━━ Provided data

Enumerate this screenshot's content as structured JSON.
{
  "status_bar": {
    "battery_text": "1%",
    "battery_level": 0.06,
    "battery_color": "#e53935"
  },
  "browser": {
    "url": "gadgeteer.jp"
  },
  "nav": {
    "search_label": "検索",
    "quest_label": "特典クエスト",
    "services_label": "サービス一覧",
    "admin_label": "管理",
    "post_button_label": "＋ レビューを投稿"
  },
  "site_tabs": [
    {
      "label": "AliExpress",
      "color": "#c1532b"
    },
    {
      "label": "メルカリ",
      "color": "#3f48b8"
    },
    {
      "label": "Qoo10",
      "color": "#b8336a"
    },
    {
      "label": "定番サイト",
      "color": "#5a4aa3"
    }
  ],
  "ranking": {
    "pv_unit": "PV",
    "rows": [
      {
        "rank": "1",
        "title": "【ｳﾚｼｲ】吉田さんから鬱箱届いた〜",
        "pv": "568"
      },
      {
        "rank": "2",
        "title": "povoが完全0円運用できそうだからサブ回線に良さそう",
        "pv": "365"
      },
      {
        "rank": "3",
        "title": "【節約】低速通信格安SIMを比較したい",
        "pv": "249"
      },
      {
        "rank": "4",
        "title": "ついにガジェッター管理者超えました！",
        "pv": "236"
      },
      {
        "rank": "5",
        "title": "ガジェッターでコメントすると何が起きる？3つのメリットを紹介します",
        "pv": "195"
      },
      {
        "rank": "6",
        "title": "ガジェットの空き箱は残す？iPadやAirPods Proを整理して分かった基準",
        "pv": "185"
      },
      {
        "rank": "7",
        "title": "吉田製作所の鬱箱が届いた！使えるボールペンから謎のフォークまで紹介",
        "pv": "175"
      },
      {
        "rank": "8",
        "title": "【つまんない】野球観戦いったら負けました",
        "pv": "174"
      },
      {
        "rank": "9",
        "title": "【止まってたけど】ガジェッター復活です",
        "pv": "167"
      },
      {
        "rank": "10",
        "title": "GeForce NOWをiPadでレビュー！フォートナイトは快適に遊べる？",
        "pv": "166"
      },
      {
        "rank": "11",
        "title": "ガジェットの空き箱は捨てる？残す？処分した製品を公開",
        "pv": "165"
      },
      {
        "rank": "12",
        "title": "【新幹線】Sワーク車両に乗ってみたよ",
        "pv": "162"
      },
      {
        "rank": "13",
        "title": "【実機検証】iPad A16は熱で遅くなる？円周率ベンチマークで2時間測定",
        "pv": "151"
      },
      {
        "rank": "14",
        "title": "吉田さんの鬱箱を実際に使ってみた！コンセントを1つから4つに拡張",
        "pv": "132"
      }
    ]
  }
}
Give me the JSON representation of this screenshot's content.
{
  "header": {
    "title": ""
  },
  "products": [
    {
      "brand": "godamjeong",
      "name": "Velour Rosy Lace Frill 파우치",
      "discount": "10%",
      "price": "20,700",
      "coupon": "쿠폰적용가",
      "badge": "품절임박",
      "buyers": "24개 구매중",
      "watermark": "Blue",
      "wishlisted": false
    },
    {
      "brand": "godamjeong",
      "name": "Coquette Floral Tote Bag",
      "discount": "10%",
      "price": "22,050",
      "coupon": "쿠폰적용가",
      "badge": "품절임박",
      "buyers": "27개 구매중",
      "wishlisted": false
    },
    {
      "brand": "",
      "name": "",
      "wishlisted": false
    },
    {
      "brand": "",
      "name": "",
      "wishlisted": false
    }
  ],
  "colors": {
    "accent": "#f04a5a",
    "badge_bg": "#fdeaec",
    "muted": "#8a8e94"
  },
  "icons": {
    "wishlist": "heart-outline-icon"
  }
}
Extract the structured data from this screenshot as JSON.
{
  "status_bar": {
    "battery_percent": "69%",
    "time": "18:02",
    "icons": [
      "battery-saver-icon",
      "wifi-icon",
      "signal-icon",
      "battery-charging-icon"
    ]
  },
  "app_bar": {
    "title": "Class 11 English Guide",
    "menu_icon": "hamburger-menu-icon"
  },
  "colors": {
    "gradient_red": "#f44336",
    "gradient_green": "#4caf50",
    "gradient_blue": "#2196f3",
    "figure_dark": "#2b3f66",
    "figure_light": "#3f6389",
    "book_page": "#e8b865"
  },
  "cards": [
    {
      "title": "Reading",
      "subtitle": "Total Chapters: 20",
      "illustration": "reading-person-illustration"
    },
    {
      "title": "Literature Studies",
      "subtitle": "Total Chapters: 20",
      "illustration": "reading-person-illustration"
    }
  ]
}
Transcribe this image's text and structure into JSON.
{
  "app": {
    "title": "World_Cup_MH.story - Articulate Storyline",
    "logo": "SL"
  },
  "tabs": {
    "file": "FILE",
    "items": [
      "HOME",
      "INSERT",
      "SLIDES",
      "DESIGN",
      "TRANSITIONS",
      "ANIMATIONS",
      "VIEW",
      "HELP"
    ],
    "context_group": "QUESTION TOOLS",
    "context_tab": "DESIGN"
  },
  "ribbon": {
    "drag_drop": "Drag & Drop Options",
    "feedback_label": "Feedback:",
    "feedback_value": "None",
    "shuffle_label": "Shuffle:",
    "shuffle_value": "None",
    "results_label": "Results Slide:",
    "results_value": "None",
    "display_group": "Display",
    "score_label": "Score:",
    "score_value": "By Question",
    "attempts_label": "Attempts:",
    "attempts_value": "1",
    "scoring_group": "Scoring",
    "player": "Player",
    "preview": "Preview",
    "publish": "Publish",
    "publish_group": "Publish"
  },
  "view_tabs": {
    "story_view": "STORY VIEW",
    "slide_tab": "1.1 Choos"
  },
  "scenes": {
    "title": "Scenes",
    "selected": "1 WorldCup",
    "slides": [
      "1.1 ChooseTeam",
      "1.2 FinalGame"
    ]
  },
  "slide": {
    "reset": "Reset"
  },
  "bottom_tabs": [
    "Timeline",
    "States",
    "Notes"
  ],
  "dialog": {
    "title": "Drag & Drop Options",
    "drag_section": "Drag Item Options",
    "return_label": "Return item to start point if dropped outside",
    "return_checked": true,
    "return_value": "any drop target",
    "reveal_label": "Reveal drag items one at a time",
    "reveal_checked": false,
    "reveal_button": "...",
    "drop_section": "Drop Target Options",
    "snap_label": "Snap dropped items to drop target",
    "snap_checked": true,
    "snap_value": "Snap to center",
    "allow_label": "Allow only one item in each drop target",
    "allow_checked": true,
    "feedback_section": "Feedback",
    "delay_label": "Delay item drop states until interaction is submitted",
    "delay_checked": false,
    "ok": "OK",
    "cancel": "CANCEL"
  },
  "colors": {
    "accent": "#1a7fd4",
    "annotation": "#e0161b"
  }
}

━━━━

**Task goal:**
What is needed here is an exact reproduction of all the entries.

**Solution to the exercise:**
Enumerate this screenshot's content as structured JSON.
{
  "status_bar": {
    "battery_text": "1%",
    "battery_level": 0.06,
    "battery_color": "#e53935"
  },
  "browser": {
    "url": "gadgeteer.jp"
  },
  "nav": {
    "search_label": "検索",
    "quest_label": "特典クエスト",
    "services_label": "サービス一覧",
    "admin_label": "管理",
    "post_button_label": "＋ レビューを投稿"
  },
  "site_tabs": [
    {
      "label": "AliExpress",
      "color": "#c1532b"
    },
    {
      "label": "メルカリ",
      "color": "#3f48b8"
    },
    {
      "label": "Qoo10",
      "color": "#b8336a"
    },
    {
      "label": "定番サイト",
      "color": "#5a4aa3"
    }
  ],
  "ranking": {
    "pv_unit": "PV",
    "rows": [
      {
        "rank": "1",
        "title": "【ｳﾚｼｲ】吉田さんから鬱箱届いた〜",
        "pv": "568"
      },
      {
        "rank": "2",
        "title": "povoが完全0円運用できそうだからサブ回線に良さそう",
        "pv": "365"
      },
      {
        "rank": "3",
        "title": "【節約】低速通信格安SIMを比較したい",
        "pv": "249"
      },
      {
        "rank": "4",
        "title": "ついにガジェッター管理者超えました！",
        "pv": "236"
      },
      {
        "rank": "5",
        "title": "ガジェッターでコメントすると何が起きる？3つのメリットを紹介します",
        "pv": "195"
      },
      {
        "rank": "6",
        "title": "ガジェットの空き箱は残す？iPadやAirPods Proを整理して分かった基準",
        "pv": "185"
      },
      {
        "rank": "7",
        "title": "吉田製作所の鬱箱が届いた！使えるボールペンから謎のフォークまで紹介",
        "pv": "175"
      },
      {
        "rank": "8",
        "title": "【つまんない】野球観戦いったら負けました",
        "pv": "174"
      },
      {
        "rank": "9",
        "title": "【止まってたけど】ガジェッター復活です",
        "pv": "167"
      },
      {
        "rank": "10",
        "title": "GeForce NOWをiPadでレビュー！フォートナイトは快適に遊べる？",
        "pv": "166"
      },
      {
        "rank": "11",
        "title": "ガジェットの空き箱は捨てる？残す？処分した製品を公開",
        "pv": "165"
      },
      {
        "rank": "12",
        "title": "【新幹線】Sワーク車両に乗ってみたよ",
        "pv": "162"
      },
      {
        "rank": "13",
        "title": "【実機検証】iPad A16は熱で遅くなる？円周率ベンチマークで2時間測定",
        "pv": "151"
      },
      {
        "rank": "14",
        "title": "吉田さんの鬱箱を実際に使ってみた！コンセントを1つから4つに拡張",
        "pv": "132"
      }
    ]
  }
}
Give me the JSON representation of this screenshot's content.
{
  "header": {
    "title": ""
  },
  "products": [
    {
      "brand": "godamjeong",
      "name": "Velour Rosy Lace Frill 파우치",
      "discount": "10%",
      "price": "20,700",
      "coupon": "쿠폰적용가",
      "badge": "품절임박",
      "buyers": "24개 구매중",
      "watermark": "Blue",
      "wishlisted": false
    },
    {
      "brand": "godamjeong",
      "name": "Coquette Floral Tote Bag",
      "discount": "10%",
      "price": "22,050",
      "coupon": "쿠폰적용가",
      "badge": "품절임박",
      "buyers": "27개 구매중",
      "wishlisted": false
    },
    {
      "brand": "",
      "name": "",
      "wishlisted": false
    },
    {
      "brand": "",
      "name": "",
      "wishlisted": false
    }
  ],
  "colors": {
    "accent": "#f04a5a",
    "badge_bg": "#fdeaec",
    "muted": "#8a8e94"
  },
  "icons": {
    "wishlist": "heart-outline-icon"
  }
}
Extract the structured data from this screenshot as JSON.
{
  "status_bar": {
    "battery_percent": "69%",
    "time": "18:02",
    "icons": [
      "battery-saver-icon",
      "wifi-icon",
      "signal-icon",
      "battery-charging-icon"
    ]
  },
  "app_bar": {
    "title": "Class 11 English Guide",
    "menu_icon": "hamburger-menu-icon"
  },
  "colors": {
    "gradient_red": "#f44336",
    "gradient_green": "#4caf50",
    "gradient_blue": "#2196f3",
    "figure_dark": "#2b3f66",
    "figure_light": "#3f6389",
    "book_page": "#e8b865"
  },
  "cards": [
    {
      "title": "Reading",
      "subtitle": "Total Chapters: 20",
      "illustration": "reading-person-illustration"
    },
    {
      "title": "Literature Studies",
      "subtitle": "Total Chapters: 20",
      "illustration": "reading-person-illustration"
    }
  ]
}
Transcribe this image's text and structure into JSON.
{
  "app": {
    "title": "World_Cup_MH.story - Articulate Storyline",
    "logo": "SL"
  },
  "tabs": {
    "file": "FILE",
    "items": [
      "HOME",
      "INSERT",
      "SLIDES",
      "DESIGN",
      "TRANSITIONS",
      "ANIMATIONS",
      "VIEW",
      "HELP"
    ],
    "context_group": "QUESTION TOOLS",
    "context_tab": "DESIGN"
  },
  "ribbon": {
    "drag_drop": "Drag & Drop Options",
    "feedback_label": "Feedback:",
    "feedback_value": "None",
    "shuffle_label": "Shuffle:",
    "shuffle_value": "None",
    "results_label": "Results Slide:",
    "results_value": "None",
    "display_group": "Display",
    "score_label": "Score:",
    "score_value": "By Question",
    "attempts_label": "Attempts:",
    "attempts_value": "1",
    "scoring_group": "Scoring",
    "player": "Player",
    "preview": "Preview",
    "publish": "Publish",
    "publish_group": "Publish"
  },
  "view_tabs": {
    "story_view": "STORY VIEW",
    "slide_tab": "1.1 Choos"
  },
  "scenes": {
    "title": "Scenes",
    "selected": "1 WorldCup",
    "slides": [
      "1.1 ChooseTeam",
      "1.2 FinalGame"
    ]
  },
  "slide": {
    "reset": "Reset"
  },
  "bottom_tabs": [
    "Timeline",
    "States",
    "Notes"
  ],
  "dialog": {
    "title": "Drag & Drop Options",
    "drag_section": "Drag Item Options",
    "return_label": "Return item to start point if dropped outside",
    "return_checked": true,
    "return_value": "any drop target",
    "reveal_label": "Reveal drag items one at a time",
    "reveal_checked": false,
    "reveal_button": "...",
    "drop_section": "Drop Target Options",
    "snap_label": "Snap dropped items to drop target",
    "snap_checked": true,
    "snap_value": "Snap to center",
    "allow_label": "Allow only one item in each drop target",
    "allow_checked": true,
    "feedback_section": "Feedback",
    "delay_label": "Delay item drop states until interaction is submitted",
    "delay_checked": false,
    "ok": "OK",
    "cancel": "CANCEL"
  },
  "colors": {
    "accent": "#1a7fd4",
    "annotation": "#e0161b"
  }
}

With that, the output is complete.